DIRECTIONS FOR THIS TASK → For every line in the records that has the word "index", make a copy.

Stored data entries:
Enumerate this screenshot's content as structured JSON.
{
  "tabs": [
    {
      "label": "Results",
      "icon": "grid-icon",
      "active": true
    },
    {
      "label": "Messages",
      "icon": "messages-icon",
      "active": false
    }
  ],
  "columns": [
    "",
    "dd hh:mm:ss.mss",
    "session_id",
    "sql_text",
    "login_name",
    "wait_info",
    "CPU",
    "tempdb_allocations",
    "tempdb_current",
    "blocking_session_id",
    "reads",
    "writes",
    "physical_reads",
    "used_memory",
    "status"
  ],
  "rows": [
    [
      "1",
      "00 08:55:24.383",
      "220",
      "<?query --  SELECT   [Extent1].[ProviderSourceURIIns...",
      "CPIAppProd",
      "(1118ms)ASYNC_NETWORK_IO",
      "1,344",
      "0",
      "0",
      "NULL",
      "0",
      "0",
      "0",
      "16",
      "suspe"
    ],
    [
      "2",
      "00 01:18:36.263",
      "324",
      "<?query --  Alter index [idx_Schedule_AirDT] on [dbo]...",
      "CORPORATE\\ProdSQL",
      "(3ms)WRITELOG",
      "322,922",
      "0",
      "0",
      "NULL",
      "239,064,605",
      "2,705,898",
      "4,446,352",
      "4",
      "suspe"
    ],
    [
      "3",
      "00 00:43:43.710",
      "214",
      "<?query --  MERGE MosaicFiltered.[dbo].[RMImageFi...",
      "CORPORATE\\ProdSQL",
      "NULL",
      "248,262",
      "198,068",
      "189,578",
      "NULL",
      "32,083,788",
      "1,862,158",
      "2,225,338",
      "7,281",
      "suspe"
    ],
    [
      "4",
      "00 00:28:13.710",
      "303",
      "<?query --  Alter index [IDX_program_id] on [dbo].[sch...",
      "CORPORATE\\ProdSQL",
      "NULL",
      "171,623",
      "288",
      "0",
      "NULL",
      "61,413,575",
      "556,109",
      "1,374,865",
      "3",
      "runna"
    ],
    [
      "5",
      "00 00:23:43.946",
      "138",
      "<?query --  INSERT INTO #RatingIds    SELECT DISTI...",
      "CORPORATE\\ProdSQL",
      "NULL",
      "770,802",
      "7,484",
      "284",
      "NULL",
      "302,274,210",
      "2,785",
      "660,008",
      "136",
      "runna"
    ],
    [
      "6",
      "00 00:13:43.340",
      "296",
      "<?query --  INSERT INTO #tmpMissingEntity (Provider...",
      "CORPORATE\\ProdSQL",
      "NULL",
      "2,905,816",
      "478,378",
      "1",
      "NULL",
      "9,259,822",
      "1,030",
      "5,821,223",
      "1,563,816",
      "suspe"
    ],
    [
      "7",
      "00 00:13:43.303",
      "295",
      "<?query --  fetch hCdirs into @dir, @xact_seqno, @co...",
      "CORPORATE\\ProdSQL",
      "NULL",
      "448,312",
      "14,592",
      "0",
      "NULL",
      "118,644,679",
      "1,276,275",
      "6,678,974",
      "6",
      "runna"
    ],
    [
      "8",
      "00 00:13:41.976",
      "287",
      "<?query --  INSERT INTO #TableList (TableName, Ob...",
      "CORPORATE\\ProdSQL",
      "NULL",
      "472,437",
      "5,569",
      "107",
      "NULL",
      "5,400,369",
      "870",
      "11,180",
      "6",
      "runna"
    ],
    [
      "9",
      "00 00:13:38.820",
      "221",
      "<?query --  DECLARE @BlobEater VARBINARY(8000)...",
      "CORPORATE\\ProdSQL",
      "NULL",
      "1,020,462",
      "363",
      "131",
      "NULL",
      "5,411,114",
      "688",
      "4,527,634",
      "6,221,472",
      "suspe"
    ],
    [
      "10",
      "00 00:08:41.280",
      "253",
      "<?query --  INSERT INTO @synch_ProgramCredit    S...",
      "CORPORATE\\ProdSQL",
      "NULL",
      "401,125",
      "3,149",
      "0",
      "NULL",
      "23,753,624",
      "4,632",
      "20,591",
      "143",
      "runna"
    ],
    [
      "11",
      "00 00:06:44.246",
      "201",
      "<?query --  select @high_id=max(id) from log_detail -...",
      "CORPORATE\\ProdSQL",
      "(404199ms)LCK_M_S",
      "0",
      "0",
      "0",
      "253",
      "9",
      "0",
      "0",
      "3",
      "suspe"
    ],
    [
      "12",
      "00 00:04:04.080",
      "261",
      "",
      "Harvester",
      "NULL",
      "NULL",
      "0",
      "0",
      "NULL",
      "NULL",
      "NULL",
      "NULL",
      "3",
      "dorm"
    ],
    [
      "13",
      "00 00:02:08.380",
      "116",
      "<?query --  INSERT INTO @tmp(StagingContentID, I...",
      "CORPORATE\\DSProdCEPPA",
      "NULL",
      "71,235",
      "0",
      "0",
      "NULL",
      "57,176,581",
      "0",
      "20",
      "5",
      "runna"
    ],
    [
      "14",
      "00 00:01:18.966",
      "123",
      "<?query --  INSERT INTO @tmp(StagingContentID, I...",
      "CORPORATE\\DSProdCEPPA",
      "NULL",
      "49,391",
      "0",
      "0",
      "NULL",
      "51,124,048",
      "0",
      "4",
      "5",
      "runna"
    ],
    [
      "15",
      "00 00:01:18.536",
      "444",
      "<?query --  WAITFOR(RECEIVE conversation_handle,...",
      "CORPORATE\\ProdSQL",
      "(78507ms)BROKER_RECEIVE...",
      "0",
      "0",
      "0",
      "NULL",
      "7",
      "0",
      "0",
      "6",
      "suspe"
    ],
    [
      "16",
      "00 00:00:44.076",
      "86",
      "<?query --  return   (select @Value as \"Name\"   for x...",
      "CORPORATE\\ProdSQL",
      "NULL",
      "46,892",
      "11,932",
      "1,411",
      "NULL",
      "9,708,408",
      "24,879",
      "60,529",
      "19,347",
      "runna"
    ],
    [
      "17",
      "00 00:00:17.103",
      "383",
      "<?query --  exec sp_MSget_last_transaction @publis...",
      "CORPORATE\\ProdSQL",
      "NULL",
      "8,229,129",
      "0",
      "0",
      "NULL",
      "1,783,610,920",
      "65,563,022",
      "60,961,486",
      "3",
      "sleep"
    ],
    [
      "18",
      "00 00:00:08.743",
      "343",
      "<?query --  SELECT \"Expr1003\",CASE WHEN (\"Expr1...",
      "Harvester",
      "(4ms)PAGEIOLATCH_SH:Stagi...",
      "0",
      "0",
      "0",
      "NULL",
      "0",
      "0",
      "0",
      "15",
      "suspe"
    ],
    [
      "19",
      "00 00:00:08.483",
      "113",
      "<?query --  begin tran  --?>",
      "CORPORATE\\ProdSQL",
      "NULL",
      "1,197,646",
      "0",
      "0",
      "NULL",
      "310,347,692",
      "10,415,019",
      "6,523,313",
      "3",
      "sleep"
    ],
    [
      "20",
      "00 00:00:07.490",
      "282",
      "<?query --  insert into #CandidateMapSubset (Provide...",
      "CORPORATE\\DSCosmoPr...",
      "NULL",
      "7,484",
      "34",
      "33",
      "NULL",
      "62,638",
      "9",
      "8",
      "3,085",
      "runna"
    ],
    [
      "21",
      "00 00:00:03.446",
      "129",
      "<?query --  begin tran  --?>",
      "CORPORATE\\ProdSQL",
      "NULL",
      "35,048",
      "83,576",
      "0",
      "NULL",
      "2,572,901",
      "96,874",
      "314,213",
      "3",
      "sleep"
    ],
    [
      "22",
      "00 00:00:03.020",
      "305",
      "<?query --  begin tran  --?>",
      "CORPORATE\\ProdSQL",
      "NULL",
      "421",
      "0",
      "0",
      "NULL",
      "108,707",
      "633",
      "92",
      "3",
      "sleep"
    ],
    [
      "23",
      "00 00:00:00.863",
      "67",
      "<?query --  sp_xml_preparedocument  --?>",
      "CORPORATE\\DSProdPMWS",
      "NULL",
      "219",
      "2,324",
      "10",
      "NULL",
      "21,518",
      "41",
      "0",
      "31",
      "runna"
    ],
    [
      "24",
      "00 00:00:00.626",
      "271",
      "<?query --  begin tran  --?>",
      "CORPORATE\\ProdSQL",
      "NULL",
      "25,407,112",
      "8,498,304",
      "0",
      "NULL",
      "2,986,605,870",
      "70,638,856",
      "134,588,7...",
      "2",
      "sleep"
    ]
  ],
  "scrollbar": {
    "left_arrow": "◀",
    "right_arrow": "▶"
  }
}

FINISHED EXERCISE →
      "<?query --  Alter index [idx_Schedule_AirDT] on [dbo]...",
      "<?query --  Alter index [IDX_program_id] on [dbo].[sch...",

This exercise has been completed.